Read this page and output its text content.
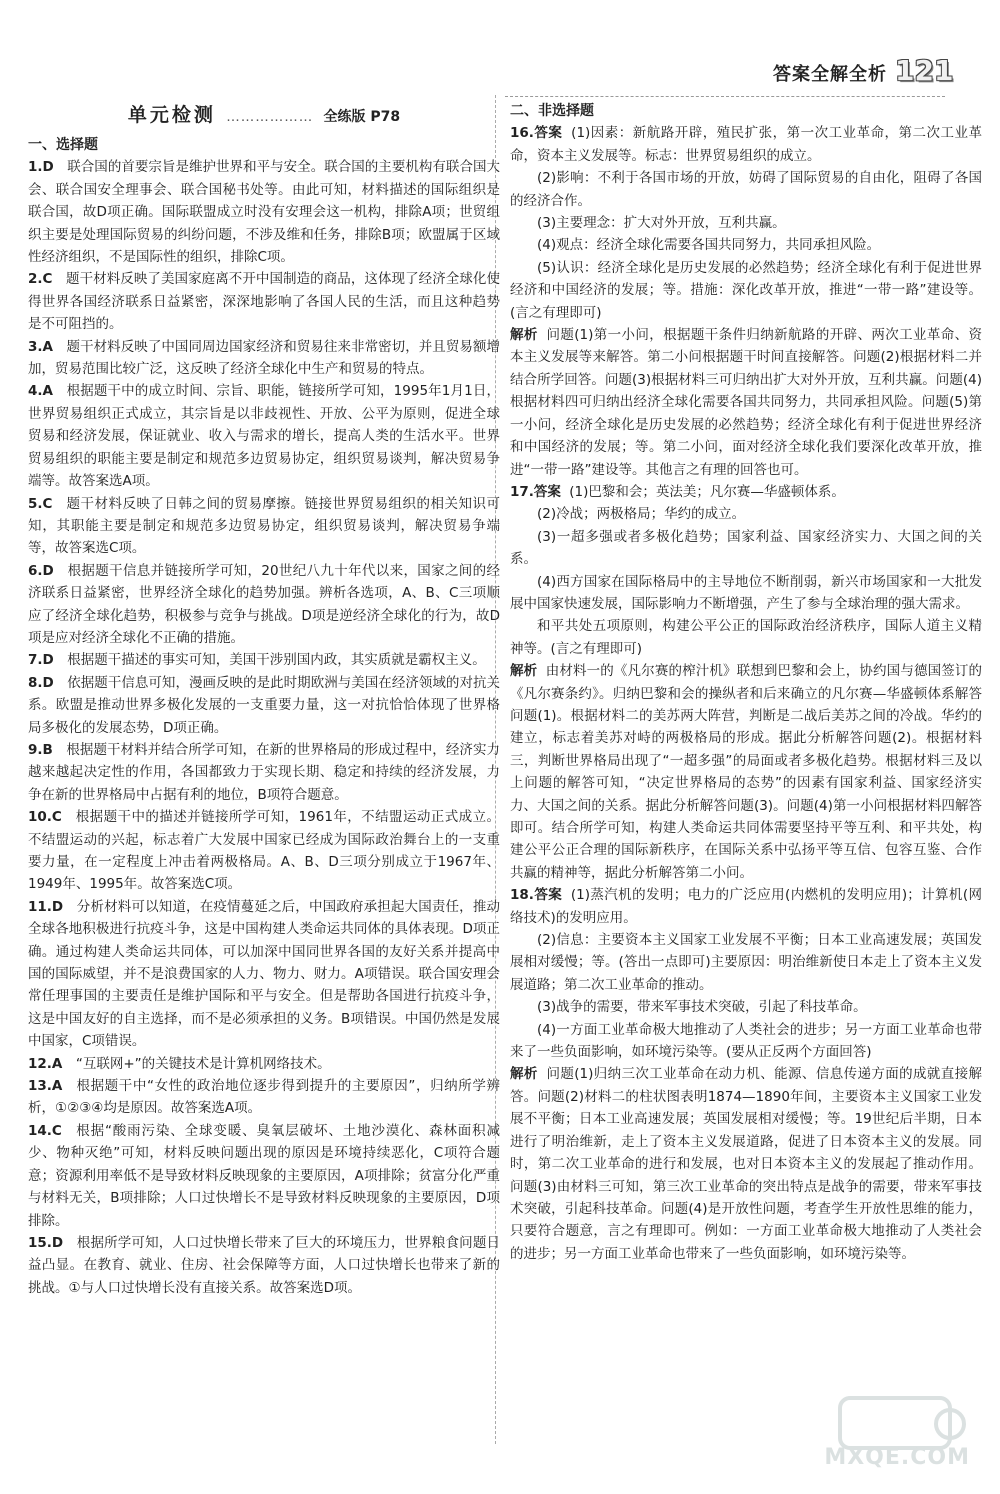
答案全解全析 121
单元检测 ……………… 全练版 P78

一、选择题

1.D  联合国的首要宗旨是维护世界和平与安全。联合国的主要机构有联合国大会、联合国安全理事会、联合国秘书处等。由此可知，材料描述的国际组织是联合国，故D项正确。国际联盟成立时没有安理会这一机构，排除A项；世贸组织主要是处理国际贸易的纠纷问题，不涉及维和任务，排除B项；欧盟属于区域性经济组织，不是国际性的组织，排除C项。

2.C  题干材料反映了美国家庭离不开中国制造的商品，这体现了经济全球化使得世界各国经济联系日益紧密，深深地影响了各国人民的生活，而且这种趋势是不可阻挡的。

3.A  题干材料反映了中国同周边国家经济和贸易往来非常密切，并且贸易额增加，贸易范围比较广泛，这反映了经济全球化中生产和贸易的特点。

4.A  根据题干中的成立时间、宗旨、职能，链接所学可知，1995年1月1日，世界贸易组织正式成立，其宗旨是以非歧视性、开放、公平为原则，促进全球贸易和经济发展，保证就业、收入与需求的增长，提高人类的生活水平。世界贸易组织的职能主要是制定和规范多边贸易协定，组织贸易谈判，解决贸易争端等。故答案选A项。

5.C  题干材料反映了日韩之间的贸易摩擦。链接世界贸易组织的相关知识可知，其职能主要是制定和规范多边贸易协定，组织贸易谈判，解决贸易争端等，故答案选C项。

6.D  根据题干信息并链接所学可知，20世纪八九十年代以来，国家之间的经济联系日益紧密，世界经济全球化的趋势加强。辨析各选项，A、B、C三项顺应了经济全球化趋势，积极参与竞争与挑战。D项是逆经济全球化的行为，故D项是应对经济全球化不正确的措施。

7.D  根据题干描述的事实可知，美国干涉别国内政，其实质就是霸权主义。

8.D  依据题干信息可知，漫画反映的是此时期欧洲与美国在经济领域的对抗关系。欧盟是推动世界多极化发展的一支重要力量，这一对抗恰恰体现了世界格局多极化的发展态势，D项正确。

9.B  根据题干材料并结合所学可知，在新的世界格局的形成过程中，经济实力越来越起决定性的作用，各国都致力于实现长期、稳定和持续的经济发展，力争在新的世界格局中占据有利的地位，B项符合题意。

10.C  根据题干中的描述并链接所学可知，1961年，不结盟运动正式成立。不结盟运动的兴起，标志着广大发展中国家已经成为国际政治舞台上的一支重要力量，在一定程度上冲击着两极格局。A、B、D三项分别成立于1967年、1949年、1995年。故答案选C项。

11.D  分析材料可以知道，在疫情蔓延之后，中国政府承担起大国责任，推动全球各地积极进行抗疫斗争，这是中国构建人类命运共同体的具体表现。D项正确。通过构建人类命运共同体，可以加深中国同世界各国的友好关系并提高中国的国际威望，并不是浪费国家的人力、物力、财力。A项错误。联合国安理会常任理事国的主要责任是维护国际和平与安全。但是帮助各国进行抗疫斗争，这是中国友好的自主选择，而不是必须承担的义务。B项错误。中国仍然是发展中国家，C项错误。

12.A  “互联网+”的关键技术是计算机网络技术。

13.A  根据题干中“女性的政治地位逐步得到提升的主要原因”，归纳所学辨析，①②③④均是原因。故答案选A项。

14.C  根据“酸雨污染、全球变暖、臭氧层破坏、土地沙漠化、森林面积减少、物种灭绝”可知，材料反映问题出现的原因是环境持续恶化，C项符合题意；资源利用率低不是导致材料反映现象的主要原因，A项排除；贫富分化严重与材料无关，B项排除；人口过快增长不是导致材料反映现象的主要原因，D项排除。

15.D  根据所学可知，人口过快增长带来了巨大的环境压力，世界粮食问题日益凸显。在教育、就业、住房、社会保障等方面，人口过快增长也带来了新的挑战。①与人口过快增长没有直接关系。故答案选D项。

二、非选择题

16.答案 (1)因素：新航路开辟，殖民扩张，第一次工业革命，第二次工业革命，资本主义发展等。标志：世界贸易组织的成立。

(2)影响：不利于各国市场的开放，妨碍了国际贸易的自由化，阻碍了各国的经济合作。

(3)主要理念：扩大对外开放，互利共赢。

(4)观点：经济全球化需要各国共同努力，共同承担风险。

(5)认识：经济全球化是历史发展的必然趋势；经济全球化有利于促进世界经济和中国经济的发展；等。措施：深化改革开放，推进“一带一路”建设等。(言之有理即可)

解析 问题(1)第一小问，根据题干条件归纳新航路的开辟、两次工业革命、资本主义发展等来解答。第二小问根据题干时间直接解答。问题(2)根据材料二并结合所学回答。问题(3)根据材料三可归纳出扩大对外开放，互利共赢。问题(4)根据材料四可归纳出经济全球化需要各国共同努力，共同承担风险。问题(5)第一小问，经济全球化是历史发展的必然趋势；经济全球化有利于促进世界经济和中国经济的发展；等。第二小问，面对经济全球化我们要深化改革开放，推进“一带一路”建设等。其他言之有理的回答也可。

17.答案 (1)巴黎和会；英法美；凡尔赛—华盛顿体系。

(2)冷战；两极格局；华约的成立。

(3)一超多强或者多极化趋势；国家利益、国家经济实力、大国之间的关系。

(4)西方国家在国际格局中的主导地位不断削弱，新兴市场国家和一大批发展中国家快速发展，国际影响力不断增强，产生了参与全球治理的强大需求。

和平共处五项原则，构建公平公正的国际政治经济秩序，国际人道主义精神等。(言之有理即可)

解析 由材料一的《凡尔赛的榨汁机》联想到巴黎和会上，协约国与德国签订的《凡尔赛条约》。归纳巴黎和会的操纵者和后来确立的凡尔赛—华盛顿体系解答问题(1)。根据材料二的美苏两大阵营，判断是二战后美苏之间的冷战。华约的建立，标志着美苏对峙的两极格局的形成。据此分析解答问题(2)。根据材料三，判断世界格局出现了“一超多强”的局面或者多极化趋势。根据材料三及以上问题的解答可知，“决定世界格局的态势”的因素有国家利益、国家经济实力、大国之间的关系。据此分析解答问题(3)。问题(4)第一小问根据材料四解答即可。结合所学可知，构建人类命运共同体需要坚持平等互利、和平共处，构建公平公正合理的国际新秩序，在国际关系中弘扬平等互信、包容互鉴、合作共赢的精神等，据此分析解答第二小问。

18.答案 (1)蒸汽机的发明；电力的广泛应用(内燃机的发明应用)；计算机(网络技术)的发明应用。

(2)信息：主要资本主义国家工业发展不平衡；日本工业高速发展；英国发展相对缓慢；等。(答出一点即可)主要原因：明治维新使日本走上了资本主义发展道路；第二次工业革命的推动。

(3)战争的需要，带来军事技术突破，引起了科技革命。

(4)一方面工业革命极大地推动了人类社会的进步；另一方面工业革命也带来了一些负面影响，如环境污染等。(要从正反两个方面回答)

解析 问题(1)归纳三次工业革命在动力机、能源、信息传递方面的成就直接解答。问题(2)材料二的柱状图表明1874—1890年间，主要资本主义国家工业发展不平衡；日本工业高速发展；英国发展相对缓慢；等。19世纪后半期，日本进行了明治维新，走上了资本主义发展道路，促进了日本资本主义的发展。同时，第二次工业革命的进行和发展，也对日本资本主义的发展起了推动作用。问题(3)由材料三可知，第三次工业革命的突出特点是战争的需要，带来军事技术突破，引起科技革命。问题(4)是开放性问题，考查学生开放性思维的能力，只要符合题意，言之有理即可。例如：一方面工业革命极大地推动了人类社会的进步；另一方面工业革命也带来了一些负面影响，如环境污染等。

MXQE.COM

> [WRITTEN REQUEST]: Every entry above should be duplicated exactly. Do not include the images.

> [EXERCISE SOLUTION]:
Read this page and output its text content.
答案全解全析 121
单元检测 ……………… 全练版 P78

一、选择题

1.D  联合国的首要宗旨是维护世界和平与安全。联合国的主要机构有联合国大会、联合国安全理事会、联合国秘书处等。由此可知，材料描述的国际组织是联合国，故D项正确。国际联盟成立时没有安理会这一机构，排除A项；世贸组织主要是处理国际贸易的纠纷问题，不涉及维和任务，排除B项；欧盟属于区域性经济组织，不是国际性的组织，排除C项。

2.C  题干材料反映了美国家庭离不开中国制造的商品，这体现了经济全球化使得世界各国经济联系日益紧密，深深地影响了各国人民的生活，而且这种趋势是不可阻挡的。

3.A  题干材料反映了中国同周边国家经济和贸易往来非常密切，并且贸易额增加，贸易范围比较广泛，这反映了经济全球化中生产和贸易的特点。

4.A  根据题干中的成立时间、宗旨、职能，链接所学可知，1995年1月1日，世界贸易组织正式成立，其宗旨是以非歧视性、开放、公平为原则，促进全球贸易和经济发展，保证就业、收入与需求的增长，提高人类的生活水平。世界贸易组织的职能主要是制定和规范多边贸易协定，组织贸易谈判，解决贸易争端等。故答案选A项。

5.C  题干材料反映了日韩之间的贸易摩擦。链接世界贸易组织的相关知识可知，其职能主要是制定和规范多边贸易协定，组织贸易谈判，解决贸易争端等，故答案选C项。

6.D  根据题干信息并链接所学可知，20世纪八九十年代以来，国家之间的经济联系日益紧密，世界经济全球化的趋势加强。辨析各选项，A、B、C三项顺应了经济全球化趋势，积极参与竞争与挑战。D项是逆经济全球化的行为，故D项是应对经济全球化不正确的措施。

7.D  根据题干描述的事实可知，美国干涉别国内政，其实质就是霸权主义。

8.D  依据题干信息可知，漫画反映的是此时期欧洲与美国在经济领域的对抗关系。欧盟是推动世界多极化发展的一支重要力量，这一对抗恰恰体现了世界格局多极化的发展态势，D项正确。

9.B  根据题干材料并结合所学可知，在新的世界格局的形成过程中，经济实力越来越起决定性的作用，各国都致力于实现长期、稳定和持续的经济发展，力争在新的世界格局中占据有利的地位，B项符合题意。

10.C  根据题干中的描述并链接所学可知，1961年，不结盟运动正式成立。不结盟运动的兴起，标志着广大发展中国家已经成为国际政治舞台上的一支重要力量，在一定程度上冲击着两极格局。A、B、D三项分别成立于1967年、1949年、1995年。故答案选C项。

11.D  分析材料可以知道，在疫情蔓延之后，中国政府承担起大国责任，推动全球各地积极进行抗疫斗争，这是中国构建人类命运共同体的具体表现。D项正确。通过构建人类命运共同体，可以加深中国同世界各国的友好关系并提高中国的国际威望，并不是浪费国家的人力、物力、财力。A项错误。联合国安理会常任理事国的主要责任是维护国际和平与安全。但是帮助各国进行抗疫斗争，这是中国友好的自主选择，而不是必须承担的义务。B项错误。中国仍然是发展中国家，C项错误。

12.A  “互联网+”的关键技术是计算机网络技术。

13.A  根据题干中“女性的政治地位逐步得到提升的主要原因”，归纳所学辨析，①②③④均是原因。故答案选A项。

14.C  根据“酸雨污染、全球变暖、臭氧层破坏、土地沙漠化、森林面积减少、物种灭绝”可知，材料反映问题出现的原因是环境持续恶化，C项符合题意；资源利用率低不是导致材料反映现象的主要原因，A项排除；贫富分化严重与材料无关，B项排除；人口过快增长不是导致材料反映现象的主要原因，D项排除。

15.D  根据所学可知，人口过快增长带来了巨大的环境压力，世界粮食问题日益凸显。在教育、就业、住房、社会保障等方面，人口过快增长也带来了新的挑战。①与人口过快增长没有直接关系。故答案选D项。

二、非选择题

16.答案 (1)因素：新航路开辟，殖民扩张，第一次工业革命，第二次工业革命，资本主义发展等。标志：世界贸易组织的成立。

(2)影响：不利于各国市场的开放，妨碍了国际贸易的自由化，阻碍了各国的经济合作。

(3)主要理念：扩大对外开放，互利共赢。

(4)观点：经济全球化需要各国共同努力，共同承担风险。

(5)认识：经济全球化是历史发展的必然趋势；经济全球化有利于促进世界经济和中国经济的发展；等。措施：深化改革开放，推进“一带一路”建设等。(言之有理即可)

解析 问题(1)第一小问，根据题干条件归纳新航路的开辟、两次工业革命、资本主义发展等来解答。第二小问根据题干时间直接解答。问题(2)根据材料二并结合所学回答。问题(3)根据材料三可归纳出扩大对外开放，互利共赢。问题(4)根据材料四可归纳出经济全球化需要各国共同努力，共同承担风险。问题(5)第一小问，经济全球化是历史发展的必然趋势；经济全球化有利于促进世界经济和中国经济的发展；等。第二小问，面对经济全球化我们要深化改革开放，推进“一带一路”建设等。其他言之有理的回答也可。

17.答案 (1)巴黎和会；英法美；凡尔赛—华盛顿体系。

(2)冷战；两极格局；华约的成立。

(3)一超多强或者多极化趋势；国家利益、国家经济实力、大国之间的关系。

(4)西方国家在国际格局中的主导地位不断削弱，新兴市场国家和一大批发展中国家快速发展，国际影响力不断增强，产生了参与全球治理的强大需求。

和平共处五项原则，构建公平公正的国际政治经济秩序，国际人道主义精神等。(言之有理即可)

解析 由材料一的《凡尔赛的榨汁机》联想到巴黎和会上，协约国与德国签订的《凡尔赛条约》。归纳巴黎和会的操纵者和后来确立的凡尔赛—华盛顿体系解答问题(1)。根据材料二的美苏两大阵营，判断是二战后美苏之间的冷战。华约的建立，标志着美苏对峙的两极格局的形成。据此分析解答问题(2)。根据材料三，判断世界格局出现了“一超多强”的局面或者多极化趋势。根据材料三及以上问题的解答可知，“决定世界格局的态势”的因素有国家利益、国家经济实力、大国之间的关系。据此分析解答问题(3)。问题(4)第一小问根据材料四解答即可。结合所学可知，构建人类命运共同体需要坚持平等互利、和平共处，构建公平公正合理的国际新秩序，在国际关系中弘扬平等互信、包容互鉴、合作共赢的精神等，据此分析解答第二小问。

18.答案 (1)蒸汽机的发明；电力的广泛应用(内燃机的发明应用)；计算机(网络技术)的发明应用。

(2)信息：主要资本主义国家工业发展不平衡；日本工业高速发展；英国发展相对缓慢；等。(答出一点即可)主要原因：明治维新使日本走上了资本主义发展道路；第二次工业革命的推动。

(3)战争的需要，带来军事技术突破，引起了科技革命。

(4)一方面工业革命极大地推动了人类社会的进步；另一方面工业革命也带来了一些负面影响，如环境污染等。(要从正反两个方面回答)

解析 问题(1)归纳三次工业革命在动力机、能源、信息传递方面的成就直接解答。问题(2)材料二的柱状图表明1874—1890年间，主要资本主义国家工业发展不平衡；日本工业高速发展；英国发展相对缓慢；等。19世纪后半期，日本进行了明治维新，走上了资本主义发展道路，促进了日本资本主义的发展。同时，第二次工业革命的进行和发展，也对日本资本主义的发展起了推动作用。问题(3)由材料三可知，第三次工业革命的突出特点是战争的需要，带来军事技术突破，引起科技革命。问题(4)是开放性问题，考查学生开放性思维的能力，只要符合题意，言之有理即可。例如：一方面工业革命极大地推动了人类社会的进步；另一方面工业革命也带来了一些负面影响，如环境污染等。

MXQE.COM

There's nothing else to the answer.